▸ Written task
Transcribe the entries exactly; images are not part of the copy.

▸ Material for the task
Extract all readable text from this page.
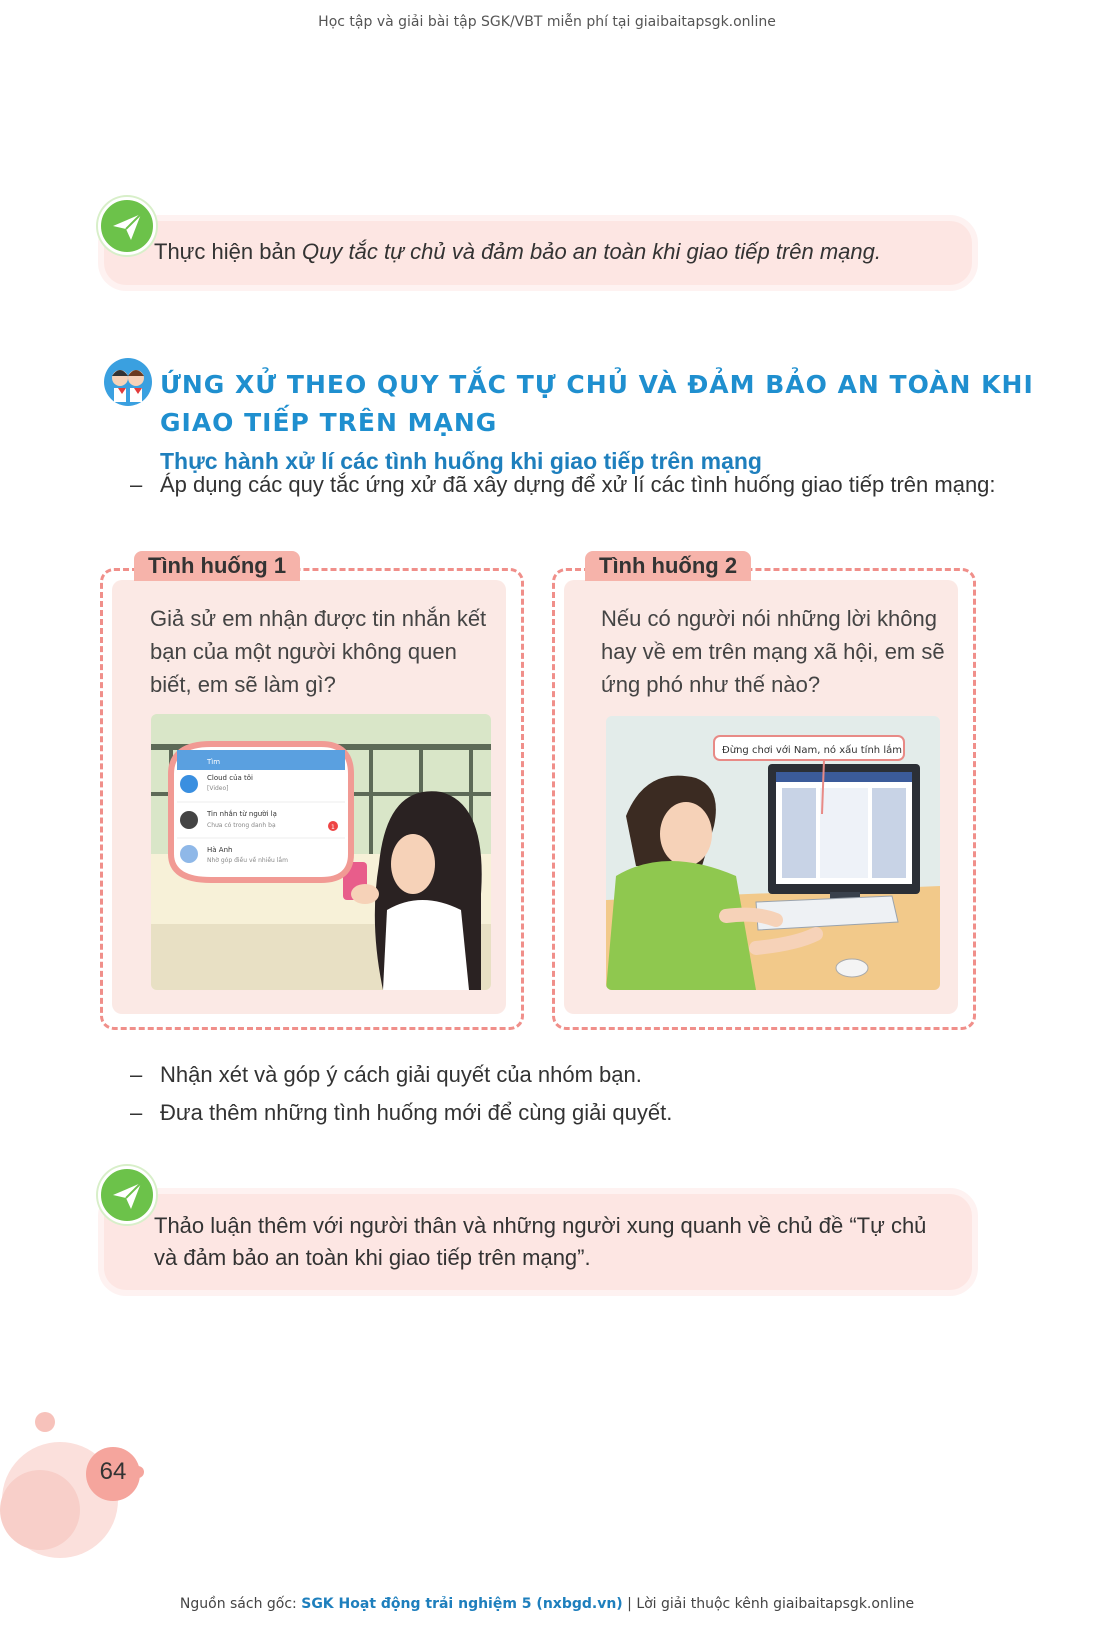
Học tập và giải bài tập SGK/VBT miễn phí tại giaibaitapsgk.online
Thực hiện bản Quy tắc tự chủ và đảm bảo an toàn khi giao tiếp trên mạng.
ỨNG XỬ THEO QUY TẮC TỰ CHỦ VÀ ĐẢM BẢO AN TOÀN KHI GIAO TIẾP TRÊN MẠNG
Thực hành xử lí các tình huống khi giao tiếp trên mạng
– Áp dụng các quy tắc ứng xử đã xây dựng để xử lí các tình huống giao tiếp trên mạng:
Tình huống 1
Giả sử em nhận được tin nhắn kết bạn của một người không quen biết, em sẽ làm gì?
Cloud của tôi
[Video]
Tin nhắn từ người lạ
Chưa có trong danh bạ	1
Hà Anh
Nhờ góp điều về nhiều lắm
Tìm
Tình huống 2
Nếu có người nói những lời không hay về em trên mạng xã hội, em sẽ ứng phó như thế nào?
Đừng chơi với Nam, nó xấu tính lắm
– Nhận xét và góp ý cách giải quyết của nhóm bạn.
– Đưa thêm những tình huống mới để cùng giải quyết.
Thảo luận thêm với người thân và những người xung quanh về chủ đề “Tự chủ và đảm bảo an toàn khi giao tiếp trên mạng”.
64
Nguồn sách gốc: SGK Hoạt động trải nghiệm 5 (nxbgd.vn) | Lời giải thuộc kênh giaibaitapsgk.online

▸ Response to the task
Extract all readable text from this page.
Học tập và giải bài tập SGK/VBT miễn phí tại giaibaitapsgk.online
Thực hiện bản Quy tắc tự chủ và đảm bảo an toàn khi giao tiếp trên mạng.
ỨNG XỬ THEO QUY TẮC TỰ CHỦ VÀ ĐẢM BẢO AN TOÀN KHI GIAO TIẾP TRÊN MẠNG
Thực hành xử lí các tình huống khi giao tiếp trên mạng
– Áp dụng các quy tắc ứng xử đã xây dựng để xử lí các tình huống giao tiếp trên mạng:
Tình huống 1
Giả sử em nhận được tin nhắn kết bạn của một người không quen biết, em sẽ làm gì?
Cloud của tôi
[Video]
Tin nhắn từ người lạ
Chưa có trong danh bạ	1
Hà Anh
Nhờ góp điều về nhiều lắm
Tìm
Tình huống 2
Nếu có người nói những lời không hay về em trên mạng xã hội, em sẽ ứng phó như thế nào?
Đừng chơi với Nam, nó xấu tính lắm
– Nhận xét và góp ý cách giải quyết của nhóm bạn.
– Đưa thêm những tình huống mới để cùng giải quyết.
Thảo luận thêm với người thân và những người xung quanh về chủ đề “Tự chủ và đảm bảo an toàn khi giao tiếp trên mạng”.
64
Nguồn sách gốc: SGK Hoạt động trải nghiệm 5 (nxbgd.vn) | Lời giải thuộc kênh giaibaitapsgk.online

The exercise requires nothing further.